→ **Dataset excerpts**

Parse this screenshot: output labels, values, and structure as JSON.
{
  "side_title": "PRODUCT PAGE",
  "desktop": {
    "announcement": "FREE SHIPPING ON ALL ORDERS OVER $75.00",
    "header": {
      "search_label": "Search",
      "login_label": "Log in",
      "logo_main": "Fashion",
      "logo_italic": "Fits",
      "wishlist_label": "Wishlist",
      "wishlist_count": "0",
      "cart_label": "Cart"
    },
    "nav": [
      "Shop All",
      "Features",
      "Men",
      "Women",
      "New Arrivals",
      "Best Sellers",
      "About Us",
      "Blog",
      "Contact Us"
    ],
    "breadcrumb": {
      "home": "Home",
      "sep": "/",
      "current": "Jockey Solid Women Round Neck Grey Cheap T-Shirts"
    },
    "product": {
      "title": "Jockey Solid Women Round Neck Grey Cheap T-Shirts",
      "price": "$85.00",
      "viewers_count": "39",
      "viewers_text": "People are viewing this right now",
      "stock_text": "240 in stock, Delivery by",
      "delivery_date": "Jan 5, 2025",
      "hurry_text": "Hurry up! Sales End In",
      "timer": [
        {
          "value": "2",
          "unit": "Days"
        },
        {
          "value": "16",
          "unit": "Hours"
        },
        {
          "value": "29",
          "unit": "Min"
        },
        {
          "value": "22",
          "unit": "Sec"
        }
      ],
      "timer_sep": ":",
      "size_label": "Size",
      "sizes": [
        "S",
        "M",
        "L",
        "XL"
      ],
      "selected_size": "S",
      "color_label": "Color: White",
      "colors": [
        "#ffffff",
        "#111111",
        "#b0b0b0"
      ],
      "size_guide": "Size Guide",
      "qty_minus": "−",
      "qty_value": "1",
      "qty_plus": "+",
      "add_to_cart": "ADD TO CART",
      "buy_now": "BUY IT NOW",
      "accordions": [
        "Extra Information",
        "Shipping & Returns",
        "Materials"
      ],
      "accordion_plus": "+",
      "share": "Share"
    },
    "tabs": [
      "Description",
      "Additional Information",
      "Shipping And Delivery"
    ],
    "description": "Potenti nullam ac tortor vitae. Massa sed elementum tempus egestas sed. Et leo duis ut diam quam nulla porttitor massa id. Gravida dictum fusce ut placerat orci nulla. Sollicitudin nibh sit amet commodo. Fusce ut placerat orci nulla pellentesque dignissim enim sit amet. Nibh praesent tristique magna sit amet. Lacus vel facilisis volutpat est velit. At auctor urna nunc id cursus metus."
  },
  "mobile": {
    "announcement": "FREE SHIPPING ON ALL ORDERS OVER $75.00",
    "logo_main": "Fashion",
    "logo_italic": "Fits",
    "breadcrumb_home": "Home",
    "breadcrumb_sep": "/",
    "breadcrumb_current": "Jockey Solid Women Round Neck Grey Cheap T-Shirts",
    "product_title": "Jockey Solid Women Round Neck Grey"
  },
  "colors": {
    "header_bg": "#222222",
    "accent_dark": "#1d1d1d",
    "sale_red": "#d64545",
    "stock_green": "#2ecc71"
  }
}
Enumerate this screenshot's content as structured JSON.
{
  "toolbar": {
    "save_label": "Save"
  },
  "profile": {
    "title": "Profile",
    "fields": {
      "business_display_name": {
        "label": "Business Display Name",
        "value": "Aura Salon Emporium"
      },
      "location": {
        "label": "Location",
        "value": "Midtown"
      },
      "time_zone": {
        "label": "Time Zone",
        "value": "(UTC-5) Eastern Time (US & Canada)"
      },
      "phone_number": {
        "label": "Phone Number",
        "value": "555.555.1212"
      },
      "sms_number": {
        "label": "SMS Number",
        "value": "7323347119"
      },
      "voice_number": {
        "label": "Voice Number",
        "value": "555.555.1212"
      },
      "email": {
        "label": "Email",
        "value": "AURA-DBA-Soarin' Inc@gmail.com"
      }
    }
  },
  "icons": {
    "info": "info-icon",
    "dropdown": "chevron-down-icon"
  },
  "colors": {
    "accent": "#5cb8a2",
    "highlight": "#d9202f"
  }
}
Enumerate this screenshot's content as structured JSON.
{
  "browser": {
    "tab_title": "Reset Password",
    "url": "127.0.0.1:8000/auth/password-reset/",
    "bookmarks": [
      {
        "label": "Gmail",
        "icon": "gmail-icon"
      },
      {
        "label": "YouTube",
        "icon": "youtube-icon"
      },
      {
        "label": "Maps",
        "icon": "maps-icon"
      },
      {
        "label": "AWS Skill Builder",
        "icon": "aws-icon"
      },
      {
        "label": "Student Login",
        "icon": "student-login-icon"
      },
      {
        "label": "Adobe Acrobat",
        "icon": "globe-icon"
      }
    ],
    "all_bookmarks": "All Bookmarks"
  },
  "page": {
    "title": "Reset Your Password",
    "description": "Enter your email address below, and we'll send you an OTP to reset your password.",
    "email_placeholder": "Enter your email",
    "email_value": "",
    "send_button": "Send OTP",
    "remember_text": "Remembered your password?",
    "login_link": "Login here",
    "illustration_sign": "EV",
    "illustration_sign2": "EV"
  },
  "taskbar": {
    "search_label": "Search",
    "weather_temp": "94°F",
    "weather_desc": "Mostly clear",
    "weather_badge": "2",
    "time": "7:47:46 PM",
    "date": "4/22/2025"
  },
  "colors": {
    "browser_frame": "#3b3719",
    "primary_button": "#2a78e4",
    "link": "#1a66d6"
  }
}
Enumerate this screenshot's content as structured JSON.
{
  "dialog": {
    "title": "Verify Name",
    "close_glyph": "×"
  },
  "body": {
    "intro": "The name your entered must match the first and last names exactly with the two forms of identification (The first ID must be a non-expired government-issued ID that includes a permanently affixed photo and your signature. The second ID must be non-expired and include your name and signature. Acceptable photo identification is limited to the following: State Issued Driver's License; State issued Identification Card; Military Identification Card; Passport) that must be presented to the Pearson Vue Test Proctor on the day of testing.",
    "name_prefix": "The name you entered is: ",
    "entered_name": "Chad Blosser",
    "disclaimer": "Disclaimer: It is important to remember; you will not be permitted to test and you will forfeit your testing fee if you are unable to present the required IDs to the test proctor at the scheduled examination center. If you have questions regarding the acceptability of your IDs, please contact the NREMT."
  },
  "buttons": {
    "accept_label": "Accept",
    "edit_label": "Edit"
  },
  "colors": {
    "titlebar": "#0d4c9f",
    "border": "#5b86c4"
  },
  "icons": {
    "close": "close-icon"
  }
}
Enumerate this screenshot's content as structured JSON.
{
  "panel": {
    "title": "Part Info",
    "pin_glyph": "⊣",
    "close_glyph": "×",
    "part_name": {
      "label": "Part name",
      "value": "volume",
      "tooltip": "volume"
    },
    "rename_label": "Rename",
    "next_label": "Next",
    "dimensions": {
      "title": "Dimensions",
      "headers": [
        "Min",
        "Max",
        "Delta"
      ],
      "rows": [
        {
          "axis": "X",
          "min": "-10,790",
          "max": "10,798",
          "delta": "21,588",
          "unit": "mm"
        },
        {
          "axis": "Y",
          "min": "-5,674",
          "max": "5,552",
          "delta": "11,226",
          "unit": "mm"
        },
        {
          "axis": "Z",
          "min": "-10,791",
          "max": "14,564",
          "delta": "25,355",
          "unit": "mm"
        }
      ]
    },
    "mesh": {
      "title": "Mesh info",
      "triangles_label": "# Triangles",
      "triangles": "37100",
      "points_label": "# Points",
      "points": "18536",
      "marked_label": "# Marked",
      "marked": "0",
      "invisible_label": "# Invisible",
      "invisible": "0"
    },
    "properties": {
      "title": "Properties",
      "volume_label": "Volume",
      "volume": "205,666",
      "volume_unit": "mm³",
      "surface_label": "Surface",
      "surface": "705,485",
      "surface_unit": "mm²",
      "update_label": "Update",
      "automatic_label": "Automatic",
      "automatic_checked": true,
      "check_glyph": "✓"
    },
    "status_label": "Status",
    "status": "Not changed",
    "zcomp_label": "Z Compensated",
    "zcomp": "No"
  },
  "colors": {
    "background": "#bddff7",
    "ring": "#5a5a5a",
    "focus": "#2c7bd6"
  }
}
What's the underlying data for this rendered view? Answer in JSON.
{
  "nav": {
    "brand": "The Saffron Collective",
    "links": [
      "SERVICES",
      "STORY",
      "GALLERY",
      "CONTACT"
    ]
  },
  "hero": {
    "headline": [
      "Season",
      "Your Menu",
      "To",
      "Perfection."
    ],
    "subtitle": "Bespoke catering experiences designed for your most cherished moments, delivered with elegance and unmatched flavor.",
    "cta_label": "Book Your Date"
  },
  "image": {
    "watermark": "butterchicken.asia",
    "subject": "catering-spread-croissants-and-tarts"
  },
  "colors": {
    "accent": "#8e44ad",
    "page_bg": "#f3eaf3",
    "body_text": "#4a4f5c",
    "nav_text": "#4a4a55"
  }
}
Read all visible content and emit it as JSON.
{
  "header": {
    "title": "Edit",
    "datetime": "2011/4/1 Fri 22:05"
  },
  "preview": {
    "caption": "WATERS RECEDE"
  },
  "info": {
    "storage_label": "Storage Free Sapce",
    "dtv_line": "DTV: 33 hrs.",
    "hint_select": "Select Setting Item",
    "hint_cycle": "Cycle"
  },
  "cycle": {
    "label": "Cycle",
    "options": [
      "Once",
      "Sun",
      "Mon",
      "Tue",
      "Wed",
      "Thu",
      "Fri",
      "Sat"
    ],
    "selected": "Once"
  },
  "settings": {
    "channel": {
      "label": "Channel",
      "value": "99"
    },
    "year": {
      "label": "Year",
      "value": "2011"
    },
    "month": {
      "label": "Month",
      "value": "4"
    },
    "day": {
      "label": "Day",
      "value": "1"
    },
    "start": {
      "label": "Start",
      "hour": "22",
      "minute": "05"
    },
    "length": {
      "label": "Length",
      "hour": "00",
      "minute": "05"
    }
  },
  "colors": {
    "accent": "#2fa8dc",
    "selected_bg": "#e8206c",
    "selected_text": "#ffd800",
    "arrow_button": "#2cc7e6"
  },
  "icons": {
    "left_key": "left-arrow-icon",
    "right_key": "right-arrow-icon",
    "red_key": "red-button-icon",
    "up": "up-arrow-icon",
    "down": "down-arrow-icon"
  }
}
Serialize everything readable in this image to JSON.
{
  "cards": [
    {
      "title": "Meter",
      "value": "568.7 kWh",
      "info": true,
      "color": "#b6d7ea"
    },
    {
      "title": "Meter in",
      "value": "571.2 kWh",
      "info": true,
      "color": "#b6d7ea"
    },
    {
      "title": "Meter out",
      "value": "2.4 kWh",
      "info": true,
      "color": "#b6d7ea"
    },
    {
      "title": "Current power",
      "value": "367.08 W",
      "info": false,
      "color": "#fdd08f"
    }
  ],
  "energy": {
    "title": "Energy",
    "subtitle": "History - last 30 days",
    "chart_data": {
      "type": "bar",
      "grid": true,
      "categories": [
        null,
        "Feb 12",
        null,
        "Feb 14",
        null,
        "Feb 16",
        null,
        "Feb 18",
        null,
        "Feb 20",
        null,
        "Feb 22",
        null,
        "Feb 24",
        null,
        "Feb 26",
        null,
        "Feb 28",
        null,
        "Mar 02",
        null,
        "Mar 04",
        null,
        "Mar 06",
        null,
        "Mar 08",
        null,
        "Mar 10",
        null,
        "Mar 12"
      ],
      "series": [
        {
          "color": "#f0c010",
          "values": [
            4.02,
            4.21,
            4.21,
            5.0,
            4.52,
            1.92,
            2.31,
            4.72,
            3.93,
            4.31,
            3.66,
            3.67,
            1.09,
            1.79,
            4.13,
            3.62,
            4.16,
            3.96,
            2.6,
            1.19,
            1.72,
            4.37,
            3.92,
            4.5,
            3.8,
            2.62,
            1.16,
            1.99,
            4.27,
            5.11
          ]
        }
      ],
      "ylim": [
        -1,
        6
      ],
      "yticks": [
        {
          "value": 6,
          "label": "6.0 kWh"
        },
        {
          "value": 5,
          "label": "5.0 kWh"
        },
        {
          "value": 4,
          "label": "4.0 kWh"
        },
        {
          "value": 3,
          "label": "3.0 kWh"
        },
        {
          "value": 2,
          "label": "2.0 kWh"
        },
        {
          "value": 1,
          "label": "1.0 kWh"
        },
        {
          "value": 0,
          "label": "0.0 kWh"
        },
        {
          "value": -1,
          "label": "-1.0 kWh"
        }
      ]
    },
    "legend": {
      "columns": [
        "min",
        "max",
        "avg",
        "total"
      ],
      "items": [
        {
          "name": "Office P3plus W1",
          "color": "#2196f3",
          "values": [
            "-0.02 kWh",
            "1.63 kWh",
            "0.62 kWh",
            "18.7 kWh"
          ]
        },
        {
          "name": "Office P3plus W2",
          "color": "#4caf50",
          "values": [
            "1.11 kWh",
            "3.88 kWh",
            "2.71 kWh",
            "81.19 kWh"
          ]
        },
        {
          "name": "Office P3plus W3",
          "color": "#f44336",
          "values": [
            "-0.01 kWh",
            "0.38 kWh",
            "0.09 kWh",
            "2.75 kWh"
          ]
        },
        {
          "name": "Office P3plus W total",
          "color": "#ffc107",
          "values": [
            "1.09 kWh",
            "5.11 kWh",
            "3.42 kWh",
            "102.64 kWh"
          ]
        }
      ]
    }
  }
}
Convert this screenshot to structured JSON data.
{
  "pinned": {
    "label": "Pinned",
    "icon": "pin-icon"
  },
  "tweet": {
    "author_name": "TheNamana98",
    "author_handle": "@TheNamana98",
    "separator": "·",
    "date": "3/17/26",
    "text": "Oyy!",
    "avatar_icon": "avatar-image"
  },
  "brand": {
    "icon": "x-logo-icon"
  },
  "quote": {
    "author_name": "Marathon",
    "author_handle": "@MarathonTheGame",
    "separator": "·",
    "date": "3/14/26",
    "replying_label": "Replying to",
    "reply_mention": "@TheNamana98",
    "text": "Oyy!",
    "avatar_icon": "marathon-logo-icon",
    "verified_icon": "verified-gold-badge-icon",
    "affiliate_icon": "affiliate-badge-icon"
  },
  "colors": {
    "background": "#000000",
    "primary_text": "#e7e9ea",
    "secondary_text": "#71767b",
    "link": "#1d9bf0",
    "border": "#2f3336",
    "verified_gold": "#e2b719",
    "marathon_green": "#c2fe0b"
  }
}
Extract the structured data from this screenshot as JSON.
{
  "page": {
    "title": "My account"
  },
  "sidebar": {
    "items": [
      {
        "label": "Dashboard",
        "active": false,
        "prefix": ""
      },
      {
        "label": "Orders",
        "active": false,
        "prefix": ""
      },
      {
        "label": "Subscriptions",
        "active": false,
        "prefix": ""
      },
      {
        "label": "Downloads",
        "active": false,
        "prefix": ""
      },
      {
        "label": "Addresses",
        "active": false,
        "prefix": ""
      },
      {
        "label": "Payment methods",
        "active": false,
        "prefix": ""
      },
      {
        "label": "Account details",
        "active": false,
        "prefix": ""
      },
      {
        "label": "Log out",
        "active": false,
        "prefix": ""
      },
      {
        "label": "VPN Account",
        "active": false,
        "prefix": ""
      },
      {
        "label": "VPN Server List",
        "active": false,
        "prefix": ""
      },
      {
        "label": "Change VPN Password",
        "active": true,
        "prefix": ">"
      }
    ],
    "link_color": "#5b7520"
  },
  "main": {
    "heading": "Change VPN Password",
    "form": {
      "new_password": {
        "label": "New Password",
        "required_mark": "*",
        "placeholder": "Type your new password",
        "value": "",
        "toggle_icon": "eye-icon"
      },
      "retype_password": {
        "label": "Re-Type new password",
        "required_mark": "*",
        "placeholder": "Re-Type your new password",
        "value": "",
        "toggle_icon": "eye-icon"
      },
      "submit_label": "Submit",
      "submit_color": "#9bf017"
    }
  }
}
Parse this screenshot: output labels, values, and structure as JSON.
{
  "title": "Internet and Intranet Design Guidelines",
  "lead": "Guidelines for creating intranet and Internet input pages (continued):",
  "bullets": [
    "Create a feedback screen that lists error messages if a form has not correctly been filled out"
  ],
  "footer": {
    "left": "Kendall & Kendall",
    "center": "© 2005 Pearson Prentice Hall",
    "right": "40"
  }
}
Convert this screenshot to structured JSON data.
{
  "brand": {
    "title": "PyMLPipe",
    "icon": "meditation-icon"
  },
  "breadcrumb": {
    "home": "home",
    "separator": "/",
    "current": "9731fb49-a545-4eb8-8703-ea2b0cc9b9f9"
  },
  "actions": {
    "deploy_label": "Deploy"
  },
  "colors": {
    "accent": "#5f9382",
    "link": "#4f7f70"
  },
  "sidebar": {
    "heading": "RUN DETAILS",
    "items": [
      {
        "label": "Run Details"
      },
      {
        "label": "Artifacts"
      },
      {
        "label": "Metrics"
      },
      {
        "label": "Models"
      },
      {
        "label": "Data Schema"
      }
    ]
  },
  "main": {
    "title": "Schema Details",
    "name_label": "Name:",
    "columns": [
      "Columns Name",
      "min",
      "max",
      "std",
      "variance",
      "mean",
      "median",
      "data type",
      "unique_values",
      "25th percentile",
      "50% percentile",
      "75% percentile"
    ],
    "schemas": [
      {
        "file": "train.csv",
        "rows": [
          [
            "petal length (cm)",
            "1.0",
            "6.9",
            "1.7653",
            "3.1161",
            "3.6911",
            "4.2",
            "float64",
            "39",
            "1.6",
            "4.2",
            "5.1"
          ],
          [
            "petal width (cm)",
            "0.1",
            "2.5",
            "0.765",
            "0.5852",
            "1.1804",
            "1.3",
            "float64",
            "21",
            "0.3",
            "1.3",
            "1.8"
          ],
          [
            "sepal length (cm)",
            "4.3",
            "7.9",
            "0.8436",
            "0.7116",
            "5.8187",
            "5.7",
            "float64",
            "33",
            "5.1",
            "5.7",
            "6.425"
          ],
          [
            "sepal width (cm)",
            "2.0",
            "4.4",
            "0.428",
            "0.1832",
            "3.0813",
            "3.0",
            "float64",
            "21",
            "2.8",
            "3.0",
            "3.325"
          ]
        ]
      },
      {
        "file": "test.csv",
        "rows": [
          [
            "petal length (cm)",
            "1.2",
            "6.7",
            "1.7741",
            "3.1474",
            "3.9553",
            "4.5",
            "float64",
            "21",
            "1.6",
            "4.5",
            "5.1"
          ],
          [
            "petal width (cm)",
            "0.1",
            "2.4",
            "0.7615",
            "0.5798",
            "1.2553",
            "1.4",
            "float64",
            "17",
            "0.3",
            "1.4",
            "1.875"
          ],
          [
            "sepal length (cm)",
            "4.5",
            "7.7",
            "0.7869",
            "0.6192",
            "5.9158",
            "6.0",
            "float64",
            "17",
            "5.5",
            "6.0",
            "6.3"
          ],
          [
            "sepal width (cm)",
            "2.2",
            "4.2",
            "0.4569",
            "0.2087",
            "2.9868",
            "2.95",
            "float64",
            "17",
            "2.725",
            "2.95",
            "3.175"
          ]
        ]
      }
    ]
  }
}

→ **Stated problem**
Find the word "that" and list each line it appears in.

→ **Solution to this exercise**
    "intro": "The name your entered must match the first and last names exactly with the two forms of identification (The first ID must be a non-expired government-issued ID that includes a permanently affixed photo and your signature. The second ID must be non-expired and include your name and signature. Acceptable photo identification is limited to the following: State Issued Driver's License; State issued Identification Card; Military Identification Card; Passport) that must be presented to the Pearson Vue Test Proctor on the day of testing.",
    "Create a feedback screen that lists error messages if a form has not correctly been filled out"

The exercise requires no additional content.